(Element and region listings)

----------

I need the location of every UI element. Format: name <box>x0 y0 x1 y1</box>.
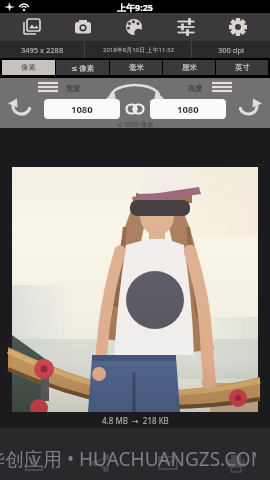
staticText: ≤ 像素 <box>71 63 95 73</box>
staticText: ≤ 8000 像素 <box>117 120 154 129</box>
staticText: 华创应用 • HUACHUANGZS.COM <box>0 446 256 472</box>
staticText: 2018年8月10日 上午11:32 <box>103 46 174 54</box>
button[interactable] <box>6 13 57 41</box>
button[interactable] <box>202 446 270 480</box>
staticText: 上午9:25 <box>117 1 153 13</box>
staticText: 厘米 <box>182 63 197 72</box>
staticText: 英寸 <box>235 63 250 72</box>
button[interactable] <box>57 13 108 41</box>
staticText: 300 dpi <box>218 45 244 55</box>
staticText: 1080 <box>177 103 199 116</box>
button[interactable]: 像素 <box>2 60 55 75</box>
staticText: 毫米 <box>129 63 144 72</box>
button[interactable] <box>134 446 202 480</box>
button[interactable]: ≤ 像素 <box>56 60 109 75</box>
staticText: 3495 x 2288 <box>21 45 64 55</box>
button[interactable]: 1080 <box>150 99 226 119</box>
button[interactable] <box>160 13 212 41</box>
staticText: 宽度 <box>66 84 80 93</box>
button[interactable]: 英寸 <box>216 60 268 75</box>
staticText: 高度 <box>188 84 202 93</box>
staticText: 像素 <box>21 63 36 72</box>
button[interactable]: 厘米 <box>163 60 215 75</box>
staticText: 1080 <box>71 103 93 116</box>
button[interactable] <box>0 446 67 480</box>
button[interactable]: 毫米 <box>110 60 162 75</box>
button[interactable] <box>108 13 160 41</box>
button[interactable] <box>67 446 134 480</box>
button[interactable]: 1080 <box>44 99 120 119</box>
button[interactable] <box>212 13 264 41</box>
staticText: 4.8 MB → 218 KB <box>102 415 169 426</box>
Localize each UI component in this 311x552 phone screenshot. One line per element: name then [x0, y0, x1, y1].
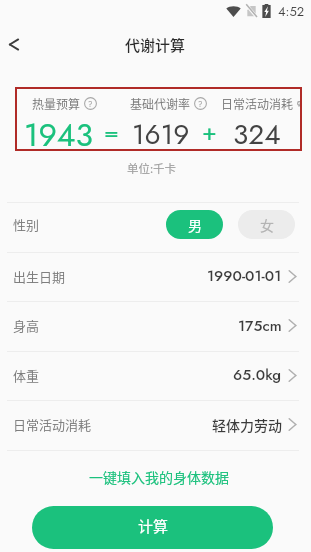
- button[interactable]: 计算: [32, 506, 273, 549]
- button[interactable]: 出生日期: [0, 253, 311, 301]
- staticText: 计算: [138, 515, 169, 537]
- staticText: 体重: [13, 366, 40, 385]
- button[interactable]: 体重: [0, 352, 311, 400]
- staticText: 性别: [13, 215, 40, 234]
- staticText: +: [202, 114, 217, 149]
- staticText: 出生日期: [13, 267, 66, 286]
- staticText: 身高: [13, 316, 40, 335]
- staticText: 基础代谢率: [130, 95, 191, 112]
- staticText: 一键填入我的身体数据: [89, 467, 229, 487]
- staticText: 1619: [132, 114, 190, 153]
- button[interactable]: 一键填入我的身体数据: [0, 467, 311, 489]
- staticText: 日常活动消耗: [13, 415, 92, 434]
- staticText: 日常活动消耗: [221, 95, 294, 112]
- staticText: ?: [198, 98, 203, 110]
- staticText: 1990-01-01: [207, 265, 282, 287]
- staticText: 热量预算: [32, 95, 81, 112]
- staticText: 4:52: [278, 2, 305, 21]
- staticText: 324: [233, 114, 281, 153]
- staticText: 男: [188, 215, 202, 235]
- staticText: ?: [88, 98, 93, 110]
- button[interactable]: 女: [238, 210, 295, 239]
- staticText: 轻体力劳动: [212, 415, 282, 435]
- staticText: ?: [297, 98, 302, 110]
- staticText: 代谢计算: [125, 34, 186, 56]
- button[interactable]: 身高: [0, 302, 311, 351]
- button[interactable]: 男: [166, 210, 223, 239]
- staticText: 175cm: [238, 315, 282, 337]
- staticText: 1943: [24, 112, 93, 151]
- staticText: =: [104, 114, 119, 149]
- staticText: 单位:千卡: [0, 160, 307, 177]
- staticText: 女: [260, 215, 274, 235]
- button[interactable]: Back: [2, 32, 26, 56]
- staticText: 65.0kg: [233, 364, 282, 386]
- button[interactable]: 日常活动消耗: [0, 401, 311, 450]
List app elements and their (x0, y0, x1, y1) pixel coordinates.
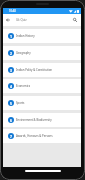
button[interactable]: 3 (3, 63, 81, 77)
staticText: Indian Polity & Constitution (16, 68, 53, 72)
staticText: Economics (16, 84, 31, 88)
button[interactable]: 2 (3, 46, 81, 60)
staticText: 5 (10, 101, 12, 106)
staticText: 2 (10, 51, 12, 56)
staticText: Awards, Honours & Persons (16, 134, 53, 138)
button[interactable]: 5 (3, 96, 81, 110)
button[interactable]: 7 (3, 129, 81, 143)
button[interactable]: Back (3, 14, 13, 26)
button[interactable]: 6 (3, 113, 81, 127)
staticText: Geography (16, 51, 31, 55)
staticText: 6 (10, 118, 12, 123)
staticText: 10:40 (9, 9, 16, 13)
staticText: Environment & Biodiversity (16, 118, 52, 122)
button[interactable]: 1 (3, 29, 81, 43)
staticText: 3 (10, 68, 12, 73)
button[interactable]: 4 (3, 79, 81, 93)
staticText: 1 (10, 34, 12, 39)
staticText: Gk Quiz (16, 18, 27, 22)
button[interactable]: Search (70, 14, 80, 26)
staticText: Sports (16, 101, 25, 105)
staticText: 4 (10, 84, 12, 89)
staticText: 7 (10, 134, 12, 139)
staticText: Indian History (16, 34, 35, 38)
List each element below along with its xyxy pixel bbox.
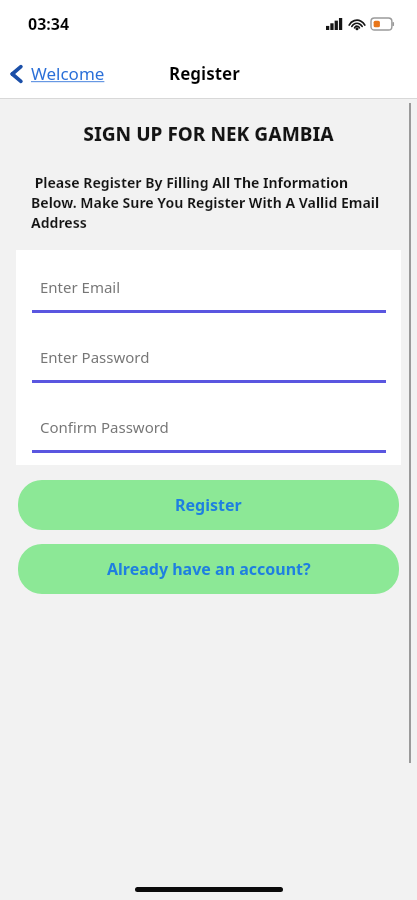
other: Back xyxy=(10,64,24,84)
staticText: Already have an account? xyxy=(107,558,311,580)
staticText: Enter Email xyxy=(40,277,121,297)
staticText: 03:34 xyxy=(28,13,70,35)
staticText: Confirm Password xyxy=(40,417,169,437)
staticText: Register xyxy=(175,494,242,516)
button[interactable]: Back xyxy=(0,56,115,91)
staticText: Please Register By Filling All The Infor… xyxy=(31,173,391,232)
button[interactable]: Enter Password xyxy=(32,340,386,383)
button[interactable]: Already have an account? xyxy=(18,544,399,594)
staticText: Welcome xyxy=(31,62,105,85)
staticText: SIGN UP FOR NEK GAMBIA xyxy=(0,121,417,147)
staticText: Register xyxy=(169,62,240,85)
staticText: Enter Password xyxy=(40,347,150,367)
button[interactable]: Register xyxy=(18,480,399,530)
button[interactable]: Enter Email xyxy=(32,270,386,313)
button[interactable]: Confirm Password xyxy=(32,410,386,453)
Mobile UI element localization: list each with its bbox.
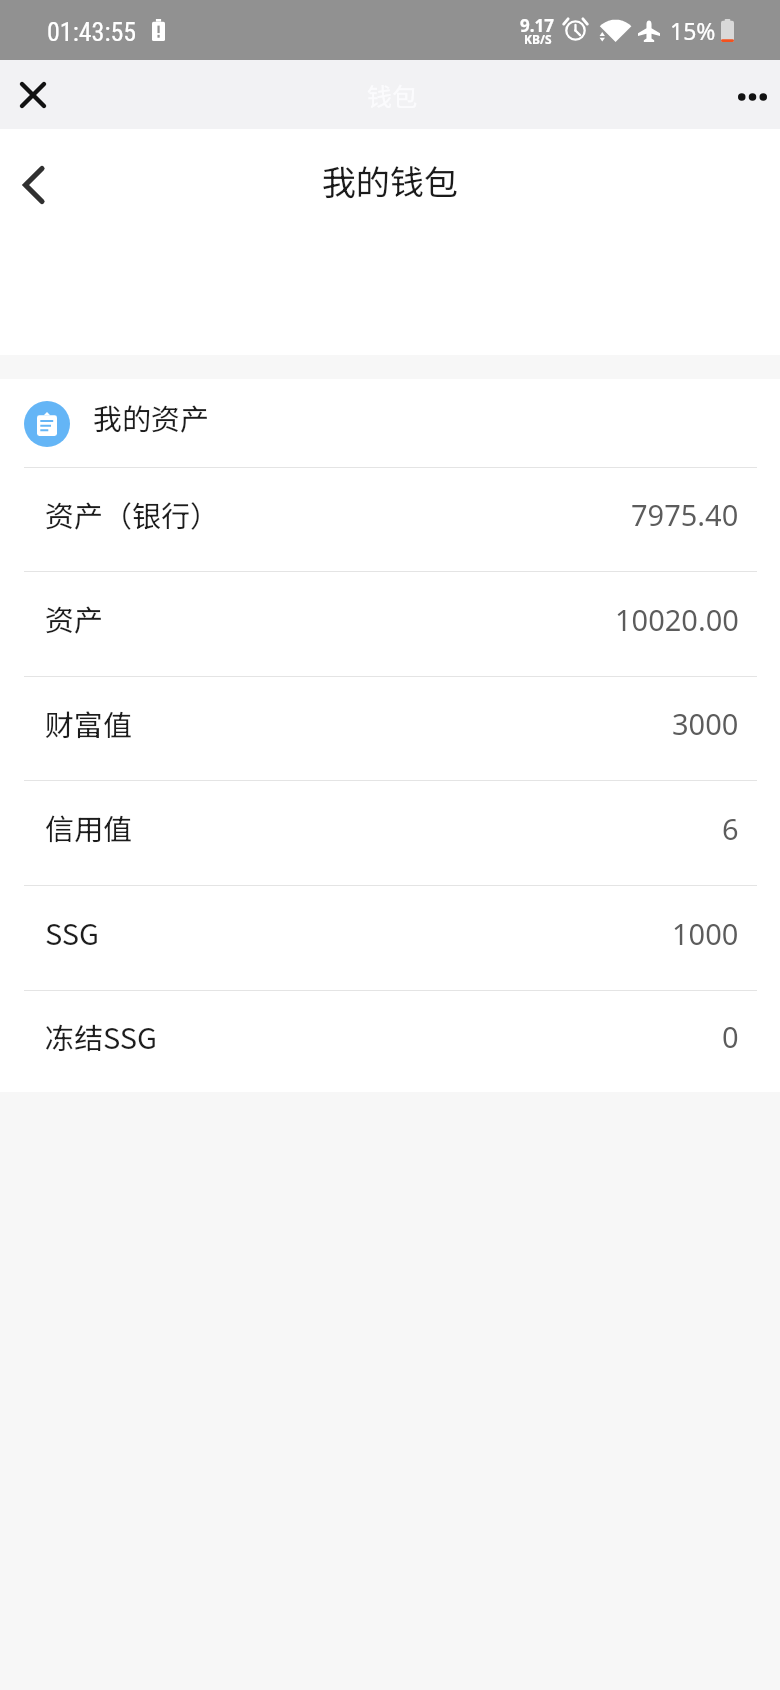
staticText: 我的资产 xyxy=(93,396,210,438)
staticText: SSG xyxy=(45,911,100,953)
staticText: 我的钱包 xyxy=(322,156,458,205)
button[interactable]: SSG xyxy=(0,886,780,990)
button[interactable]: 资产 xyxy=(0,572,780,676)
staticText: 01:43:55 xyxy=(47,17,137,47)
staticText: 信用值 xyxy=(45,806,133,848)
staticText: 10020.00 xyxy=(615,600,739,639)
staticText: 资产（银行） xyxy=(45,493,220,535)
button[interactable]: 财富值 xyxy=(0,677,780,780)
staticText: 钱包 xyxy=(367,77,418,113)
button[interactable]: 冻结SSG xyxy=(0,991,780,1092)
staticText: 6 xyxy=(722,809,739,848)
staticText: 财富值 xyxy=(45,702,133,744)
button[interactable]: Back xyxy=(0,135,66,235)
staticText: 15% xyxy=(670,15,716,46)
staticText: 3000 xyxy=(672,704,739,743)
staticText: 9.17 xyxy=(520,14,554,37)
staticText: KB/S xyxy=(524,31,552,47)
staticText: 资产 xyxy=(45,597,104,639)
button[interactable]: 信用值 xyxy=(0,781,780,885)
staticText: 1000 xyxy=(672,914,739,953)
staticText: 0 xyxy=(722,1017,739,1056)
staticText: 冻结SSG xyxy=(45,1015,158,1057)
button[interactable]: Close xyxy=(0,60,66,129)
button[interactable]: More options xyxy=(725,60,780,129)
button[interactable]: 资产（银行） xyxy=(0,468,780,571)
staticText: 7975.40 xyxy=(631,495,739,534)
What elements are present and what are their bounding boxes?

----------

• AIM:
List every line that contains the string "出生日期". Case counts.

• RESULT FOR THIS TASK:
- button[interactable]: 出生日期: [0, 253, 311, 301]
- staticText: 出生日期: [13, 267, 66, 286]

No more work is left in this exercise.